Some records:
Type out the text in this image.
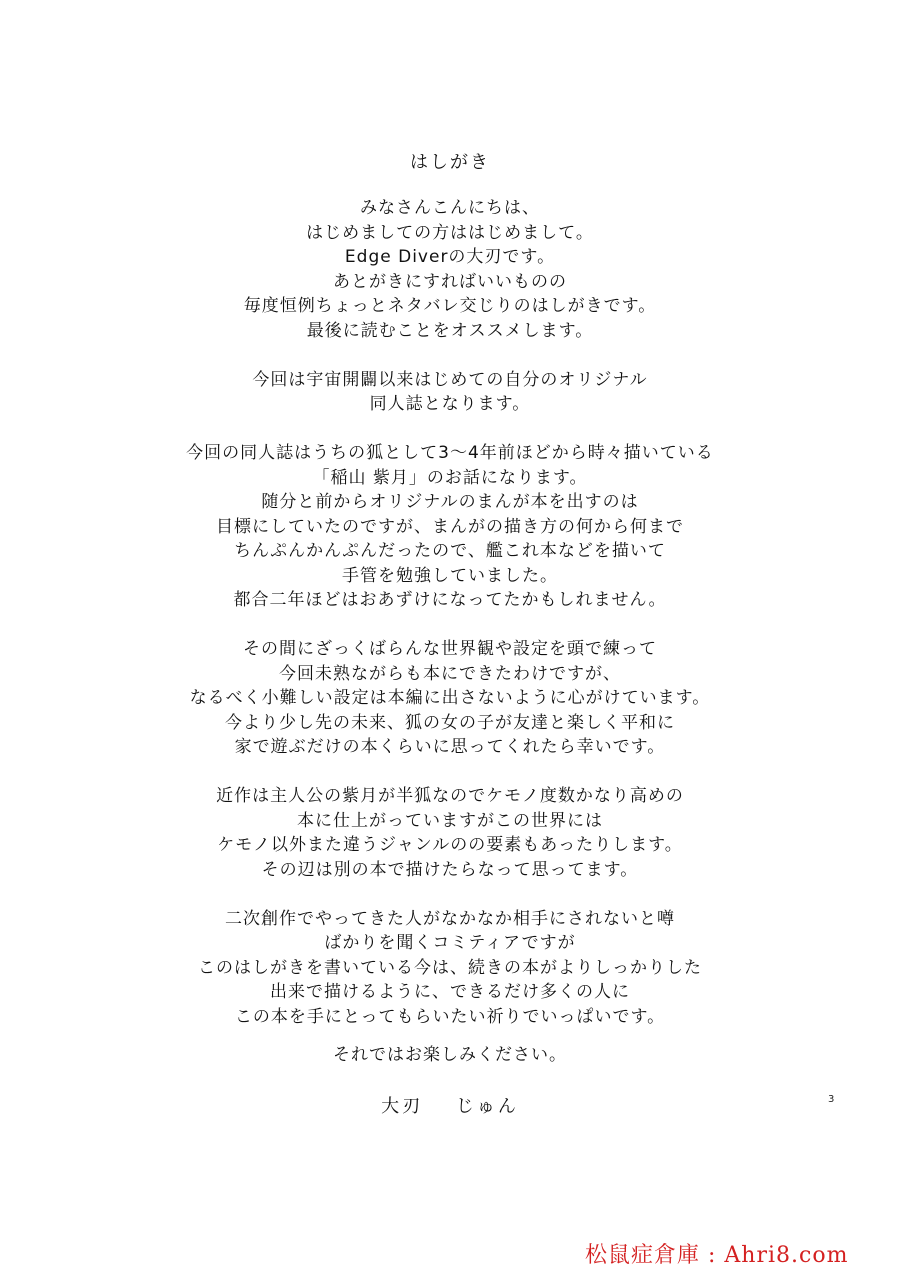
はしがき
みなさんこんにちは、
はじめましての方ははじめまして。
Edge Diverの大刃です。
あとがきにすればいいものの
毎度恒例ちょっとネタバレ交じりのはしがきです。
最後に読むことをオススメします。
今回は宇宙開闢以来はじめての自分のオリジナル
同人誌となります。
今回の同人誌はうちの狐として3〜4年前ほどから時々描いている
「稲山 紫月」のお話になります。
随分と前からオリジナルのまんが本を出すのは
目標にしていたのですが、まんがの描き方の何から何まで
ちんぷんかんぷんだったので、艦これ本などを描いて
手管を勉強していました。
都合二年ほどはおあずけになってたかもしれません。
その間にざっくばらんな世界観や設定を頭で練って
今回未熟ながらも本にできたわけですが、
なるべく小難しい設定は本編に出さないように心がけています。
今より少し先の未来、狐の女の子が友達と楽しく平和に
家で遊ぶだけの本くらいに思ってくれたら幸いです。
近作は主人公の紫月が半狐なのでケモノ度数かなり高めの
本に仕上がっていますがこの世界には
ケモノ以外また違うジャンルのの要素もあったりします。
その辺は別の本で描けたらなって思ってます。
二次創作でやってきた人がなかなか相手にされないと噂
ばかりを聞くコミティアですが
このはしがきを書いている今は、続きの本がよりしっかりした
出来で描けるように、できるだけ多くの人に
この本を手にとってもらいたい祈りでいっぱいです。
それではお楽しみください。
大刃 じゅん	3
松鼠症倉庫 : Ahri8.com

● **WRITTEN PROBLEM**:
Exact duplication of all the records is required; pictures are omitted from the copy.

● **RESULT OF THE EXERCISE**:
Type out the text in this image.
はしがき
みなさんこんにちは、
はじめましての方ははじめまして。
Edge Diverの大刃です。
あとがきにすればいいものの
毎度恒例ちょっとネタバレ交じりのはしがきです。
最後に読むことをオススメします。
今回は宇宙開闢以来はじめての自分のオリジナル
同人誌となります。
今回の同人誌はうちの狐として3〜4年前ほどから時々描いている
「稲山 紫月」のお話になります。
随分と前からオリジナルのまんが本を出すのは
目標にしていたのですが、まんがの描き方の何から何まで
ちんぷんかんぷんだったので、艦これ本などを描いて
手管を勉強していました。
都合二年ほどはおあずけになってたかもしれません。
その間にざっくばらんな世界観や設定を頭で練って
今回未熟ながらも本にできたわけですが、
なるべく小難しい設定は本編に出さないように心がけています。
今より少し先の未来、狐の女の子が友達と楽しく平和に
家で遊ぶだけの本くらいに思ってくれたら幸いです。
近作は主人公の紫月が半狐なのでケモノ度数かなり高めの
本に仕上がっていますがこの世界には
ケモノ以外また違うジャンルのの要素もあったりします。
その辺は別の本で描けたらなって思ってます。
二次創作でやってきた人がなかなか相手にされないと噂
ばかりを聞くコミティアですが
このはしがきを書いている今は、続きの本がよりしっかりした
出来で描けるように、できるだけ多くの人に
この本を手にとってもらいたい祈りでいっぱいです。
それではお楽しみください。
大刃 じゅん	3
松鼠症倉庫 : Ahri8.com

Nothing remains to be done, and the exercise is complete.